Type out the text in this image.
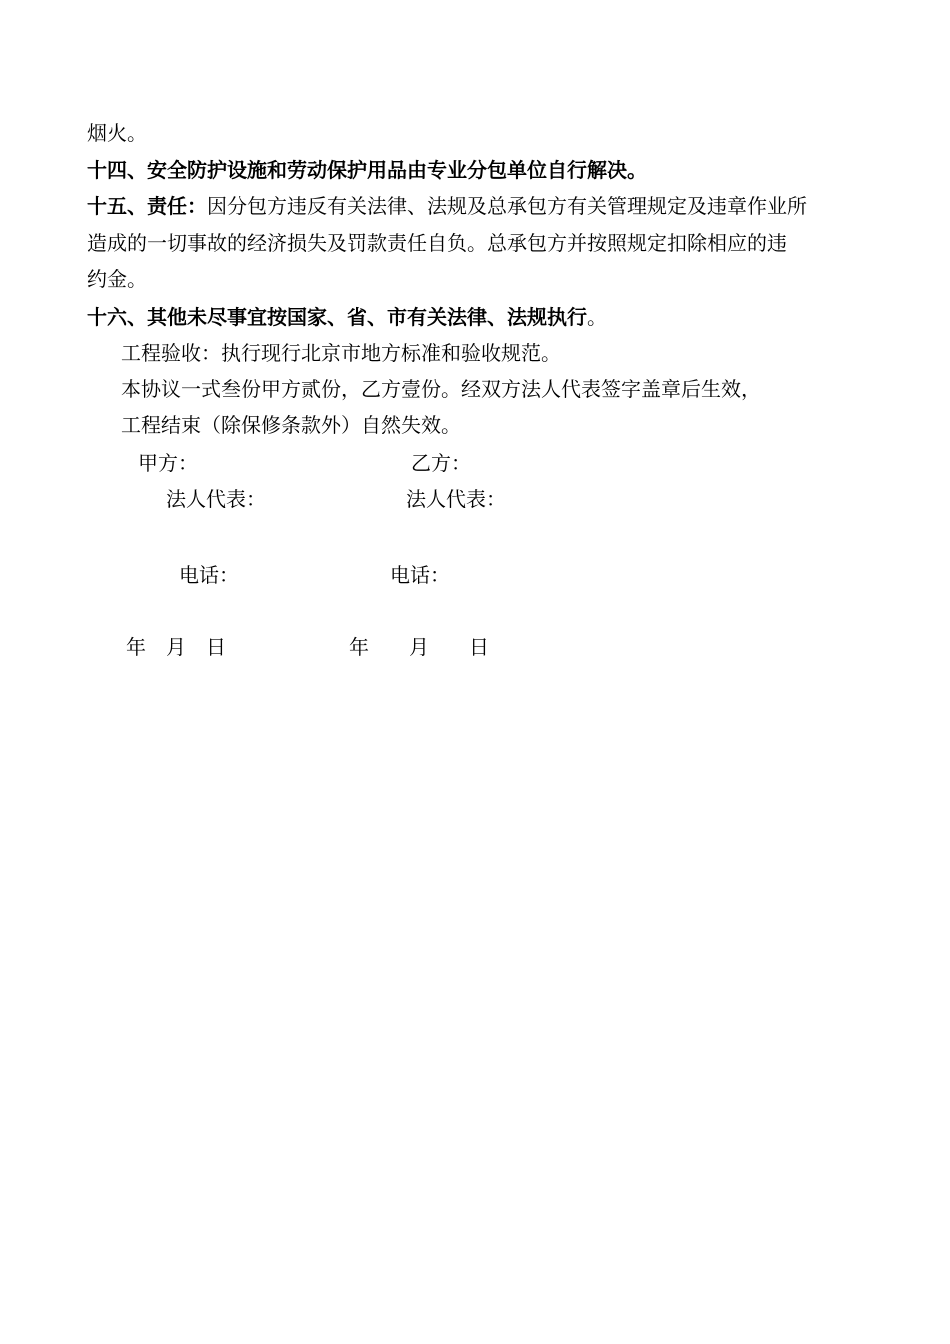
烟火。
十四、安全防护设施和劳动保护用品由专业分包单位自行解决。
十五、责任：因分包方违反有关法律、法规及总承包方有关管理规定及违章作业所
造成的一切事故的经济损失及罚款责任自负。总承包方并按照规定扣除相应的违
约金。
十六、其他未尽事宜按国家、省、市有关法律、法规执行。
工程验收：执行现行北京市地方标准和验收规范。
本协议一式叁份甲方贰份，乙方壹份。经双方法人代表签字盖章后生效，
工程结束（除保修条款外）自然失效。
甲方：	乙方：
法人代表：	法人代表：
电话：	电话：
年　月　日	年　　月　　日
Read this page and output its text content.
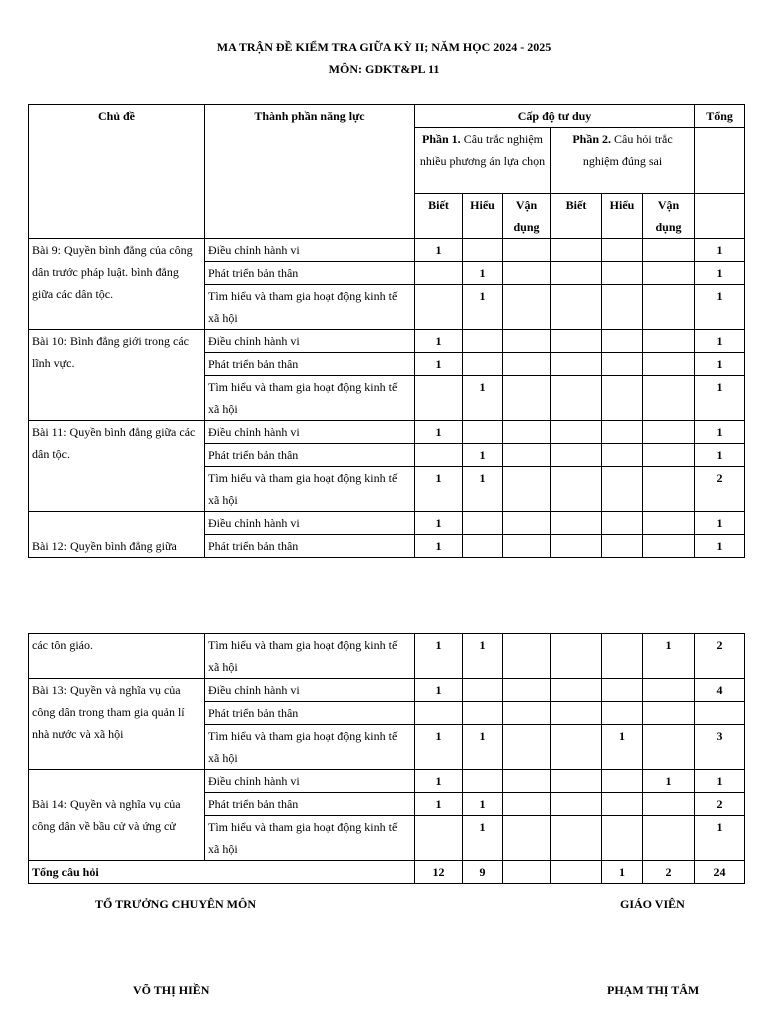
MA TRẬN ĐỀ KIỂM TRA GIỮA KỲ II; NĂM HỌC 2024 - 2025
MÔN: GDKT&PL 11
Chủ đề	Thành phần năng lực	Cấp độ tư duy						Tổng
		Phần 1. Câu trắc nghiệm nhiều phương án lựa chọn			Phần 2. Câu hỏi trắc nghiệm đúng sai			
		Biết	Hiểu	Vận dụng	Biết	Hiểu	Vận dụng	
Bài 9: Quyền bình đẳng của công dân trước pháp luật. bình đẳng giữa các dân tộc.	Điều chỉnh hành vi	1						1
	Phát triển bản thân		1					1
	Tìm hiểu và tham gia hoạt động kinh tế xã hội		1					1
Bài 10: Bình đẳng giới trong các lĩnh vực.	Điều chỉnh hành vi	1						1
	Phát triển bản thân	1						1
	Tìm hiểu và tham gia hoạt động kinh tế xã hội		1					1
Bài 11: Quyền bình đẳng giữa các dân tộc.	Điều chỉnh hành vi	1						1
	Phát triển bản thân		1					1
	Tìm hiểu và tham gia hoạt động kinh tế xã hội	1	1					2
Bài 12: Quyền bình đẳng giữa	Điều chỉnh hành vi	1						1
	Phát triển bản thân	1						1
các tôn giáo.	Tìm hiểu và tham gia hoạt động kinh tế xã hội	1	1				1	2
Bài 13: Quyền và nghĩa vụ của công dân trong tham gia quản lí nhà nước và xã hội	Điều chỉnh hành vi	1						4
	Phát triển bản thân							
	Tìm hiểu và tham gia hoạt động kinh tế xã hội	1	1			1		3
Bài 14: Quyền và nghĩa vụ của công dân về bầu cử và ứng cử	Điều chỉnh hành vi	1					1	1
	Phát triển bản thân	1	1					2
	Tìm hiểu và tham gia hoạt động kinh tế xã hội		1					1
Tổng câu hỏi		12	9			1	2	24
TỔ TRƯỞNG CHUYÊN MÔN	GIÁO VIÊN
VÕ THỊ HIỀN	PHẠM THỊ TÂM
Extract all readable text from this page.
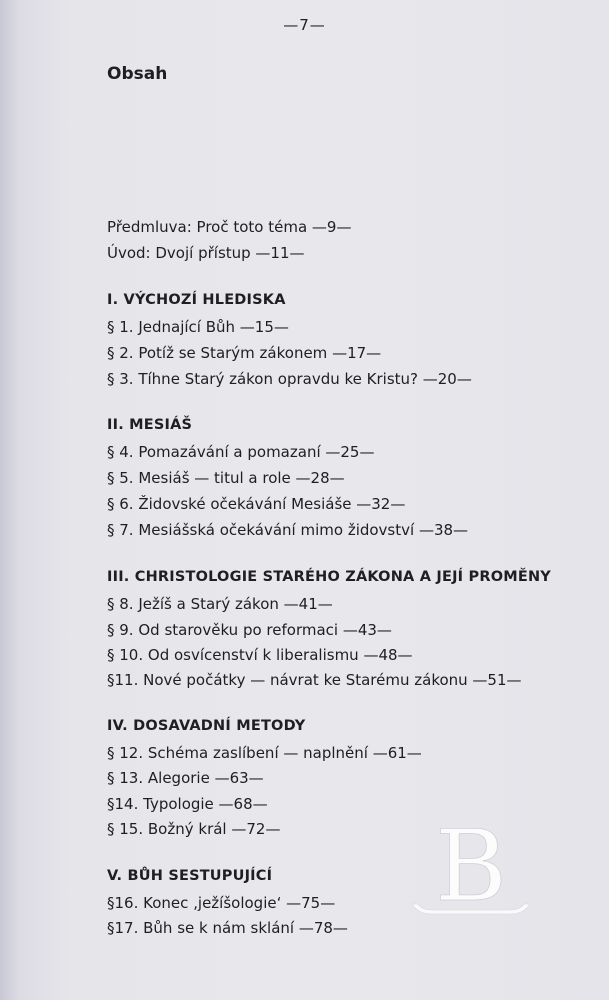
—7—
Obsah
Předmluva: Proč toto téma —9—
Úvod: Dvojí přístup —11—
I. VÝCHOZÍ HLEDISKA
§ 1. Jednající Bůh —15—
§ 2. Potíž se Starým zákonem —17—
§ 3. Tíhne Starý zákon opravdu ke Kristu? —20—
II. MESIÁŠ
§ 4. Pomazávání a pomazaní —25—
§ 5. Mesiáš — titul a role —28—
§ 6. Židovské očekávání Mesiáše —32—
§ 7. Mesiášská očekávání mimo židovství —38—
III. CHRISTOLOGIE STARÉHO ZÁKONA A JEJÍ PROMĚNY
§ 8. Ježíš a Starý zákon —41—
§ 9. Od starověku po reformaci —43—
§ 10. Od osvícenství k liberalismu —48—
§11. Nové počátky — návrat ke Starému zákonu —51—
IV. DOSAVADNÍ METODY
§ 12. Schéma zaslíbení — naplnění —61—
§ 13. Alegorie —63—
§14. Typologie —68—
§ 15. Božný král —72—
V. BŮH SESTUPUJÍCÍ
§16. Konec ‚ježíšologie‘ —75—
§17. Bůh se k nám sklání —78—
B
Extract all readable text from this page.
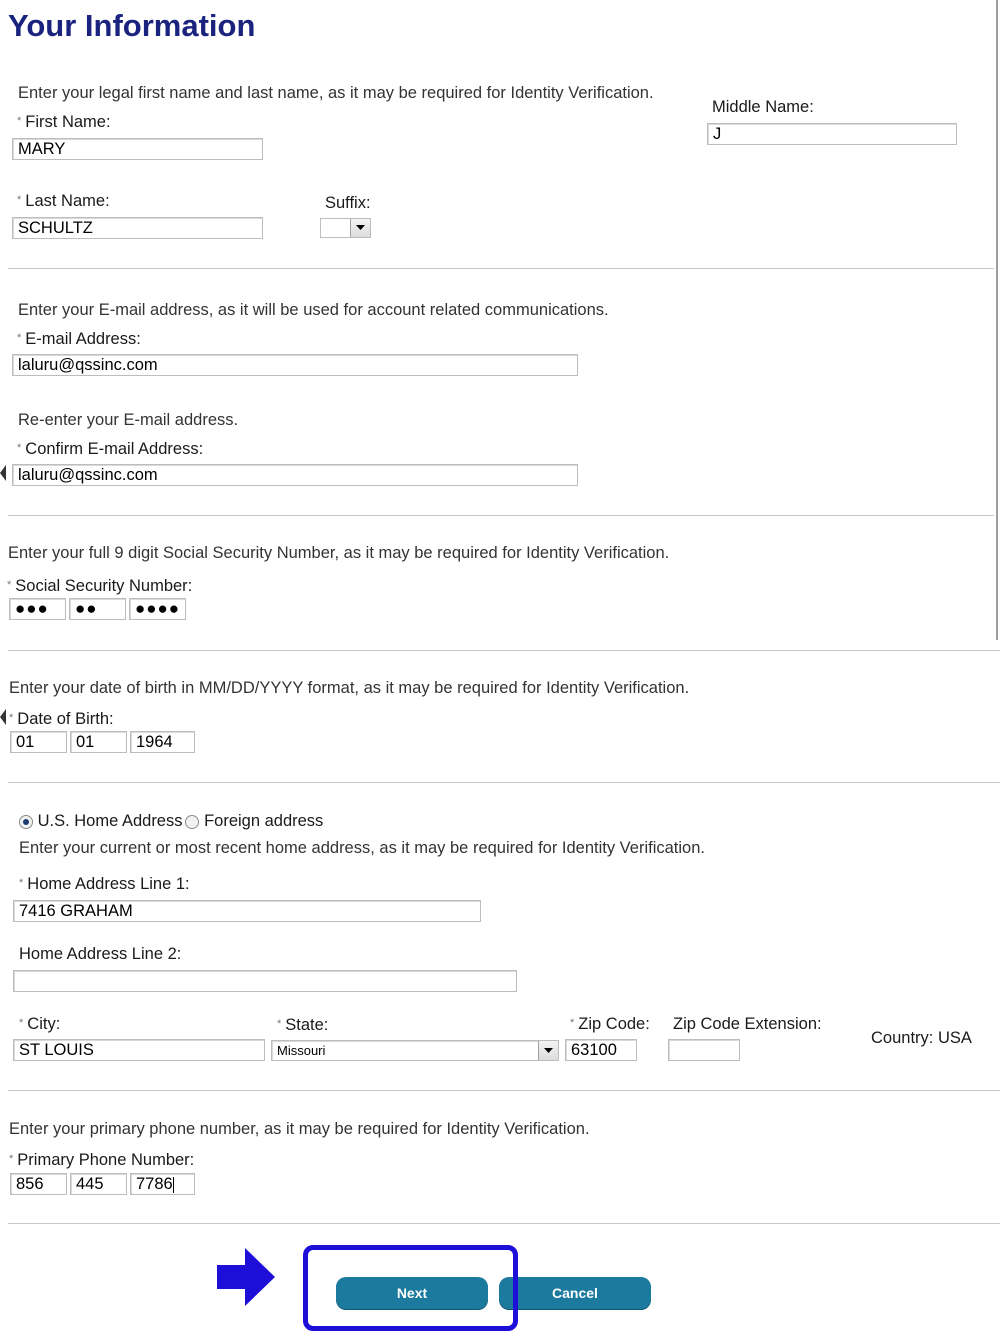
Your Information
Enter your legal first name and last name, as it may be required for Identity Verification.
* First Name:
MARY
Middle Name:
J
* Last Name:
SCHULTZ
Suffix:
Enter your E-mail address, as it will be used for account related communications.
* E-mail Address:
laluru@qssinc.com
Re-enter your E-mail address.
* Confirm E-mail Address:
laluru@qssinc.com
Enter your full 9 digit Social Security Number, as it may be required for Identity Verification.
* Social Security Number:
●●●	●●	●●●●
Enter your date of birth in MM/DD/YYYY format, as it may be required for Identity Verification.
* Date of Birth:
01	01	1964
U.S. Home Address Foreign address
Enter your current or most recent home address, as it may be required for Identity Verification.
* Home Address Line 1:
7416 GRAHAM
Home Address Line 2:
* City:
ST LOUIS
* State:
Missouri
* Zip Code:
63100
Zip Code Extension:
Country: USA
Enter your primary phone number, as it may be required for Identity Verification.
* Primary Phone Number:
856	445	7786
Next	Cancel
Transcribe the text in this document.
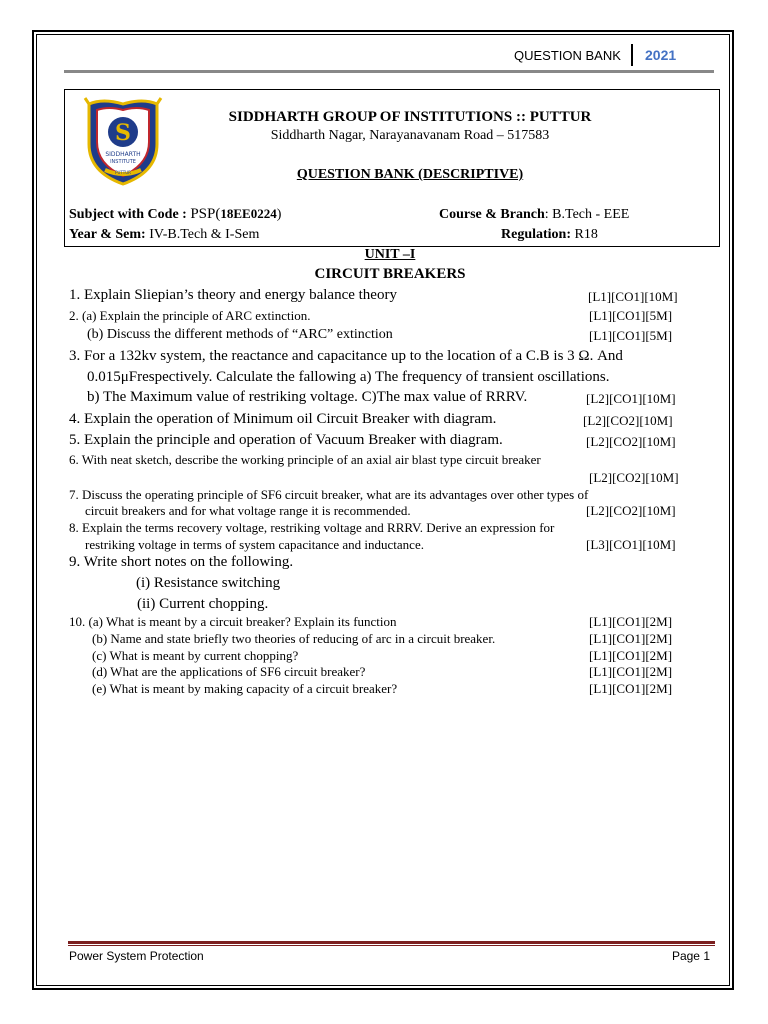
QUESTION BANK 2021
S
SIDDHARTH
INSTITUTE
PUTTUR
SIDDHARTH GROUP OF INSTITUTIONS :: PUTTUR
Siddharth Nagar, Narayanavanam Road – 517583
QUESTION BANK (DESCRIPTIVE)
Subject with Code : PSP(18EE0224)	Course & Branch: B.Tech - EEE
Year & Sem: IV-B.Tech & I-Sem	Regulation: R18
UNIT –I
CIRCUIT BREAKERS
1. Explain Sliepian’s theory and energy balance theory	[L1][CO1][10M]
2. (a) Explain the principle of ARC extinction.	[L1][CO1][5M]
(b) Discuss the different methods of “ARC” extinction	[L1][CO1][5M]
3. For a 132kv system, the reactance and capacitance up to the location of a C.B is 3 Ω. And
0.015μFrespectively. Calculate the fallowing a) The frequency of transient oscillations.
b) The Maximum value of restriking voltage. C)The max value of RRRV.	[L2][CO1][10M]
4. Explain the operation of Minimum oil Circuit Breaker with diagram.	[L2][CO2][10M]
5. Explain the principle and operation of Vacuum Breaker with diagram.	[L2][CO2][10M]
6. With neat sketch, describe the working principle of an axial air blast type circuit breaker
[L2][CO2][10M]
7. Discuss the operating principle of SF6 circuit breaker, what are its advantages over other types of
circuit breakers and for what voltage range it is recommended.	[L2][CO2][10M]
8. Explain the terms recovery voltage, restriking voltage and RRRV. Derive an expression for
restriking voltage in terms of system capacitance and inductance.	[L3][CO1][10M]
9. Write short notes on the following.
(i) Resistance switching
(ii) Current chopping.
10. (a) What is meant by a circuit breaker? Explain its function	[L1][CO1][2M]
(b) Name and state briefly two theories of reducing of arc in a circuit breaker.	[L1][CO1][2M]
(c) What is meant by current chopping?	[L1][CO1][2M]
(d) What are the applications of SF6 circuit breaker?	[L1][CO1][2M]
(e) What is meant by making capacity of a circuit breaker?	[L1][CO1][2M]
Power System Protection	Page 1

+ + + +

WRITTEN INSTRUCTION – Skipping the pictures, transcribe each line above exactly as it appears.

SOLUTION TO THIS TASK –
Type out the text in this image.
烟火。
十四、安全防护设施和劳动保护用品由专业分包单位自行解决。
十五、责任：因分包方违反有关法律、法规及总承包方有关管理规定及违章作业所
造成的一切事故的经济损失及罚款责任自负。总承包方并按照规定扣除相应的违
约金。
十六、其他未尽事宜按国家、省、市有关法律、法规执行。
工程验收：执行现行北京市地方标准和验收规范。
本协议一式叁份甲方贰份，乙方壹份。经双方法人代表签字盖章后生效，
工程结束（除保修条款外）自然失效。
甲方：	乙方：
法人代表：	法人代表：
电话：	电话：
年　月　日	年　　月　　日
Read this page and output its text content.
MA TRẬN ĐỀ KIỂM TRA GIỮA KỲ II; NĂM HỌC 2024 - 2025
MÔN: GDKT&PL 11
Chủ đề	Thành phần năng lực	Cấp độ tư duy						Tổng
		Phần 1. Câu trắc nghiệm nhiều phương án lựa chọn			Phần 2. Câu hỏi trắc nghiệm đúng sai			
		Biết	Hiểu	Vận dụng	Biết	Hiểu	Vận dụng	
Bài 9: Quyền bình đẳng của công dân trước pháp luật. bình đẳng giữa các dân tộc.	Điều chỉnh hành vi	1						1
	Phát triển bản thân		1					1
	Tìm hiểu và tham gia hoạt động kinh tế xã hội		1					1
Bài 10: Bình đẳng giới trong các lĩnh vực.	Điều chỉnh hành vi	1						1
	Phát triển bản thân	1						1
	Tìm hiểu và tham gia hoạt động kinh tế xã hội		1					1
Bài 11: Quyền bình đẳng giữa các dân tộc.	Điều chỉnh hành vi	1						1
	Phát triển bản thân		1					1
	Tìm hiểu và tham gia hoạt động kinh tế xã hội	1	1					2
Bài 12: Quyền bình đẳng giữa	Điều chỉnh hành vi	1						1
	Phát triển bản thân	1						1
các tôn giáo.	Tìm hiểu và tham gia hoạt động kinh tế xã hội	1	1				1	2
Bài 13: Quyền và nghĩa vụ của công dân trong tham gia quản lí nhà nước và xã hội	Điều chỉnh hành vi	1						4
	Phát triển bản thân							
	Tìm hiểu và tham gia hoạt động kinh tế xã hội	1	1			1		3
Bài 14: Quyền và nghĩa vụ của công dân về bầu cử và ứng cử	Điều chỉnh hành vi	1					1	1
	Phát triển bản thân	1	1					2
	Tìm hiểu và tham gia hoạt động kinh tế xã hội		1					1
Tổng câu hỏi		12	9			1	2	24
TỔ TRƯỞNG CHUYÊN MÔN	GIÁO VIÊN
VÕ THỊ HIỀN	PHẠM THỊ TÂM
Extract all readable text from this page.
—7—
Obsah
Předmluva: Proč toto téma —9—
Úvod: Dvojí přístup —11—
I. VÝCHOZÍ HLEDISKA
§ 1. Jednající Bůh —15—
§ 2. Potíž se Starým zákonem —17—
§ 3. Tíhne Starý zákon opravdu ke Kristu? —20—
II. MESIÁŠ
§ 4. Pomazávání a pomazaní —25—
§ 5. Mesiáš — titul a role —28—
§ 6. Židovské očekávání Mesiáše —32—
§ 7. Mesiášská očekávání mimo židovství —38—
III. CHRISTOLOGIE STARÉHO ZÁKONA A JEJÍ PROMĚNY
§ 8. Ježíš a Starý zákon —41—
§ 9. Od starověku po reformaci —43—
§ 10. Od osvícenství k liberalismu —48—
§11. Nové počátky — návrat ke Starému zákonu —51—
IV. DOSAVADNÍ METODY
§ 12. Schéma zaslíbení — naplnění —61—
§ 13. Alegorie —63—
§14. Typologie —68—
§ 15. Božný král —72—
V. BŮH SESTUPUJÍCÍ
§16. Konec ‚ježíšologie‘ —75—
§17. Bůh se k nám sklání —78—
B
Extract all readable text from this page.
Your Information
Enter your legal first name and last name, as it may be required for Identity Verification.
* First Name:
MARY
Middle Name:
J
* Last Name:
SCHULTZ
Suffix:
Enter your E-mail address, as it will be used for account related communications.
* E-mail Address:
laluru@qssinc.com
Re-enter your E-mail address.
* Confirm E-mail Address:
laluru@qssinc.com
Enter your full 9 digit Social Security Number, as it may be required for Identity Verification.
* Social Security Number:
●●●	●●	●●●●
Enter your date of birth in MM/DD/YYYY format, as it may be required for Identity Verification.
* Date of Birth:
01	01	1964
U.S. Home Address Foreign address
Enter your current or most recent home address, as it may be required for Identity Verification.
* Home Address Line 1:
7416 GRAHAM
Home Address Line 2:
* City:
ST LOUIS
* State:
Missouri
* Zip Code:
63100
Zip Code Extension:
Country: USA
Enter your primary phone number, as it may be required for Identity Verification.
* Primary Phone Number:
856	445	7786
Next	Cancel
Transcribe the text in this document.
QUESTION BANK 2021
S
SIDDHARTH
INSTITUTE
PUTTUR
SIDDHARTH GROUP OF INSTITUTIONS :: PUTTUR
Siddharth Nagar, Narayanavanam Road – 517583
QUESTION BANK (DESCRIPTIVE)
Subject with Code : PSP(18EE0224)	Course & Branch: B.Tech - EEE
Year & Sem: IV-B.Tech & I-Sem	Regulation: R18
UNIT –I
CIRCUIT BREAKERS
1. Explain Sliepian’s theory and energy balance theory	[L1][CO1][10M]
2. (a) Explain the principle of ARC extinction.	[L1][CO1][5M]
(b) Discuss the different methods of “ARC” extinction	[L1][CO1][5M]
3. For a 132kv system, the reactance and capacitance up to the location of a C.B is 3 Ω. And
0.015μFrespectively. Calculate the fallowing a) The frequency of transient oscillations.
b) The Maximum value of restriking voltage. C)The max value of RRRV.	[L2][CO1][10M]
4. Explain the operation of Minimum oil Circuit Breaker with diagram.	[L2][CO2][10M]
5. Explain the principle and operation of Vacuum Breaker with diagram.	[L2][CO2][10M]
6. With neat sketch, describe the working principle of an axial air blast type circuit breaker
[L2][CO2][10M]
7. Discuss the operating principle of SF6 circuit breaker, what are its advantages over other types of
circuit breakers and for what voltage range it is recommended.	[L2][CO2][10M]
8. Explain the terms recovery voltage, restriking voltage and RRRV. Derive an expression for
restriking voltage in terms of system capacitance and inductance.	[L3][CO1][10M]
9. Write short notes on the following.
(i) Resistance switching
(ii) Current chopping.
10. (a) What is meant by a circuit breaker? Explain its function	[L1][CO1][2M]
(b) Name and state briefly two theories of reducing of arc in a circuit breaker.	[L1][CO1][2M]
(c) What is meant by current chopping?	[L1][CO1][2M]
(d) What are the applications of SF6 circuit breaker?	[L1][CO1][2M]
(e) What is meant by making capacity of a circuit breaker?	[L1][CO1][2M]
Power System Protection	Page 1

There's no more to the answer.